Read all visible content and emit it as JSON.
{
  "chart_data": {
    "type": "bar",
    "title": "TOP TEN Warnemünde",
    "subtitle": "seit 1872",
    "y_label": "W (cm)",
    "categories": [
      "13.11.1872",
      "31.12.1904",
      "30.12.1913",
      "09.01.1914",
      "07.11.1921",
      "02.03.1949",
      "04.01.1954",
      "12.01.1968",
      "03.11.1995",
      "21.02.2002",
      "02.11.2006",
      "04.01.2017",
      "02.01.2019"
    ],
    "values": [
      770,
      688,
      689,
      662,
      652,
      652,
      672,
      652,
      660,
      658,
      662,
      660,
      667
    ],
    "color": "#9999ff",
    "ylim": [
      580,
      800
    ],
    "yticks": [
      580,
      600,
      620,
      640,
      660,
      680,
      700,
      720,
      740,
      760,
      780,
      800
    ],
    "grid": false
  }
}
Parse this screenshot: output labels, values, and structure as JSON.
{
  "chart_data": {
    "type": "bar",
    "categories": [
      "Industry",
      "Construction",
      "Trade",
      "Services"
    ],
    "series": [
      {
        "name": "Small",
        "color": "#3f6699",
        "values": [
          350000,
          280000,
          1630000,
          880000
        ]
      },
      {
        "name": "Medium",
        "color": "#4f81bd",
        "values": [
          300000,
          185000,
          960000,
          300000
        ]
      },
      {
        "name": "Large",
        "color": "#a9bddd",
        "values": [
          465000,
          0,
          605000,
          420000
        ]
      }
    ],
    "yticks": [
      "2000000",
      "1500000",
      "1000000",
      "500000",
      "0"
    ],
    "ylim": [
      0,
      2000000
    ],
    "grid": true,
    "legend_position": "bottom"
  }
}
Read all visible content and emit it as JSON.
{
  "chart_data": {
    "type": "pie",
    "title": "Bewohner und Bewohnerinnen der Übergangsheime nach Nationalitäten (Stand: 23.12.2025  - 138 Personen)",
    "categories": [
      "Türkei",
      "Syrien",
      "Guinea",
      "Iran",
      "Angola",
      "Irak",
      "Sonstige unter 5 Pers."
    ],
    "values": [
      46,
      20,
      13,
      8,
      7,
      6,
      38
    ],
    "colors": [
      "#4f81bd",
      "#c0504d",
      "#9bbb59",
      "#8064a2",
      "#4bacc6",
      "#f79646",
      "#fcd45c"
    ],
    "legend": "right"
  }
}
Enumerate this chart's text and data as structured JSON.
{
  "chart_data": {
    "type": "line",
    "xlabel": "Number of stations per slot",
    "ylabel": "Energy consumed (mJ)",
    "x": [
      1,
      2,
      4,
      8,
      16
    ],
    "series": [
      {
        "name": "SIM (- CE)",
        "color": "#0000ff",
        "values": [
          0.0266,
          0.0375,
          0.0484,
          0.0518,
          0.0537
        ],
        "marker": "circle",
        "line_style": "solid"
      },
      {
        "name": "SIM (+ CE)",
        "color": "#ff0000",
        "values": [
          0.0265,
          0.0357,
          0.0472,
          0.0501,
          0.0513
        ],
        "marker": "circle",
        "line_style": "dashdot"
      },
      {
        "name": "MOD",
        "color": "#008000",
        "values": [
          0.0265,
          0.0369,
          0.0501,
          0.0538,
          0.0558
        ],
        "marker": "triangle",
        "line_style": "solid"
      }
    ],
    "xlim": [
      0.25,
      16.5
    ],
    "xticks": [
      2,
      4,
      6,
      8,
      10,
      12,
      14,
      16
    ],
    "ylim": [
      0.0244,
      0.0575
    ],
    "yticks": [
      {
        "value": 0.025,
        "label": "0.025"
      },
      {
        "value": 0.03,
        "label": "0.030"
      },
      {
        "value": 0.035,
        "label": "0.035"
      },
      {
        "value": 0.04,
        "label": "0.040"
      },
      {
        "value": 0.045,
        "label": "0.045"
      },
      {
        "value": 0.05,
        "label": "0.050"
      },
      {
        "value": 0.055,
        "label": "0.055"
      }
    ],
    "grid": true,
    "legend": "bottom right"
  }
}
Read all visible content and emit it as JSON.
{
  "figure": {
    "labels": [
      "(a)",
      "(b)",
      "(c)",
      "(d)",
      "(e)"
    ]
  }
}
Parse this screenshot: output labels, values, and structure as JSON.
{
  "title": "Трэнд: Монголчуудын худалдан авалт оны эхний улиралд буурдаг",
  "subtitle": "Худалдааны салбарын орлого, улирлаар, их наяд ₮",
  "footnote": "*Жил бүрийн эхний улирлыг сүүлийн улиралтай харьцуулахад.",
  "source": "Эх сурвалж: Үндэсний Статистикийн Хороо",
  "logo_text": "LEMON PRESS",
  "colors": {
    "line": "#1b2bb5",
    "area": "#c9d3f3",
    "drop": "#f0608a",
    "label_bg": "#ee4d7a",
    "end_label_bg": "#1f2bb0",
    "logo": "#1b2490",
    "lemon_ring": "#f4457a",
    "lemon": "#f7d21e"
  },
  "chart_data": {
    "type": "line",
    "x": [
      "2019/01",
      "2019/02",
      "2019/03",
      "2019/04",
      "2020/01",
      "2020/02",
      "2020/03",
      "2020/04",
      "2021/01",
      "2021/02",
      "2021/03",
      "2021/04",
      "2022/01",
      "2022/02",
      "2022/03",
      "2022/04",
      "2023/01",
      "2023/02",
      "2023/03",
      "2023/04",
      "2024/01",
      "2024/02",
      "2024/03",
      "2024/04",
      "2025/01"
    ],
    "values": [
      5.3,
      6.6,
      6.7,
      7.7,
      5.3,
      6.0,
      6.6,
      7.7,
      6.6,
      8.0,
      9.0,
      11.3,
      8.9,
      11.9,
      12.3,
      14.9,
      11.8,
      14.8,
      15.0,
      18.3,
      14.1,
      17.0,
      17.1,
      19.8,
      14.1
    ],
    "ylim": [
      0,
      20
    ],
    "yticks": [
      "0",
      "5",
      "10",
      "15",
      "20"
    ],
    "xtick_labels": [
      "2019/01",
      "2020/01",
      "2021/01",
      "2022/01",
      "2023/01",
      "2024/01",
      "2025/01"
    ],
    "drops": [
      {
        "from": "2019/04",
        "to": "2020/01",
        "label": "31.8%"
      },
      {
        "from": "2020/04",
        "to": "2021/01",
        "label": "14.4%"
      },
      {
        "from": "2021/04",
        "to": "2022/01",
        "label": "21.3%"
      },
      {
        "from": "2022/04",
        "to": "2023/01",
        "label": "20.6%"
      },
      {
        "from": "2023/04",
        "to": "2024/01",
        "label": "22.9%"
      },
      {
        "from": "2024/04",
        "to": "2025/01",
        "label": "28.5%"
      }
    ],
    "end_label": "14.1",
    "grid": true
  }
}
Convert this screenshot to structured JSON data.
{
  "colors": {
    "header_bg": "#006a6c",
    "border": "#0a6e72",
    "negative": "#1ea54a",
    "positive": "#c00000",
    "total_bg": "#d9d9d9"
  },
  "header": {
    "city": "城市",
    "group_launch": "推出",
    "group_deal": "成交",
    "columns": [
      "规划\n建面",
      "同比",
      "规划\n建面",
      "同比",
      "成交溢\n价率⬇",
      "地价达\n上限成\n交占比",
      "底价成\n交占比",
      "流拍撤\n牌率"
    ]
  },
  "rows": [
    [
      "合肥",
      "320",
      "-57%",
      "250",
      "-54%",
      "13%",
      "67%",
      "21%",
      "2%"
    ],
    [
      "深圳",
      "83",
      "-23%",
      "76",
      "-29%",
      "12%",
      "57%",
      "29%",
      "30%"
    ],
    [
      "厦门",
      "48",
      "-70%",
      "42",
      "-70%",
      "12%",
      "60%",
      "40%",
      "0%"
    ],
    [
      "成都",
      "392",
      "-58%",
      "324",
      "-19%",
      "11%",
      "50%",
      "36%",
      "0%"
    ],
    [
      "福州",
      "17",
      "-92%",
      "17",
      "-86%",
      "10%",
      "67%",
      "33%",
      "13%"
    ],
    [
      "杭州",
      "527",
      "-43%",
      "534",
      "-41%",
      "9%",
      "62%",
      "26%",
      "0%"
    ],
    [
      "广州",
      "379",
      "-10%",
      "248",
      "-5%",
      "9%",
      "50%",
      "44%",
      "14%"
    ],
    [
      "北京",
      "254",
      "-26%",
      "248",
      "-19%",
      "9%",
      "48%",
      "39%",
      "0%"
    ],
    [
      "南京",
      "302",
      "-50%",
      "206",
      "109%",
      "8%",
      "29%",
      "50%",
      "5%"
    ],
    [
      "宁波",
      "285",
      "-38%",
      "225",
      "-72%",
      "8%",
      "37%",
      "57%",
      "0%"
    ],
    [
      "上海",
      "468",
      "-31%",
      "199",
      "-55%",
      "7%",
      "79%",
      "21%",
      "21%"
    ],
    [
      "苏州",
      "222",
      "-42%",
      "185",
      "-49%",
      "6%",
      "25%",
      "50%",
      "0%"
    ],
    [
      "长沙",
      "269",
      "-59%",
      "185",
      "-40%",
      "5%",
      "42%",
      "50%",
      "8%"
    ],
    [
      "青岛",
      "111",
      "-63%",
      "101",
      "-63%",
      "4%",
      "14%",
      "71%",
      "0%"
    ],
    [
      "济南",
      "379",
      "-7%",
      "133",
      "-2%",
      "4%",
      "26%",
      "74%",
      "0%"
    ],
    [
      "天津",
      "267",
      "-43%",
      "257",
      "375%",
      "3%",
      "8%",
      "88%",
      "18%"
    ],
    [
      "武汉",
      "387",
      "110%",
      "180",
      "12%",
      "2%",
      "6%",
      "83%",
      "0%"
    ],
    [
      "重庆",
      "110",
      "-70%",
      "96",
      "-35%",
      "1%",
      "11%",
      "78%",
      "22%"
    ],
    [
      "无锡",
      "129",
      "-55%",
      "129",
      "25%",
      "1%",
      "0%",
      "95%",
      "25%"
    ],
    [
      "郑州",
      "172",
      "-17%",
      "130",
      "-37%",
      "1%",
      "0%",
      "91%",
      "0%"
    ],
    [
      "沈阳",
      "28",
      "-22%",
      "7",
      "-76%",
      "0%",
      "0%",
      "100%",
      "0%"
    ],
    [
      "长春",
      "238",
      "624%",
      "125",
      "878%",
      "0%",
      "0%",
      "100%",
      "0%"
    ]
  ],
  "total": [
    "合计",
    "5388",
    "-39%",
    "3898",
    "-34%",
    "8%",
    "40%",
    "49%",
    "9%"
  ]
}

◇ ◇ ◇ ◇ ◇

> [What the exercise asks] Pick out all lines from the data above in which the word "structured" appears.

> [The answer]
Enumerate this chart's text and data as structured JSON.
Convert this screenshot to structured JSON data.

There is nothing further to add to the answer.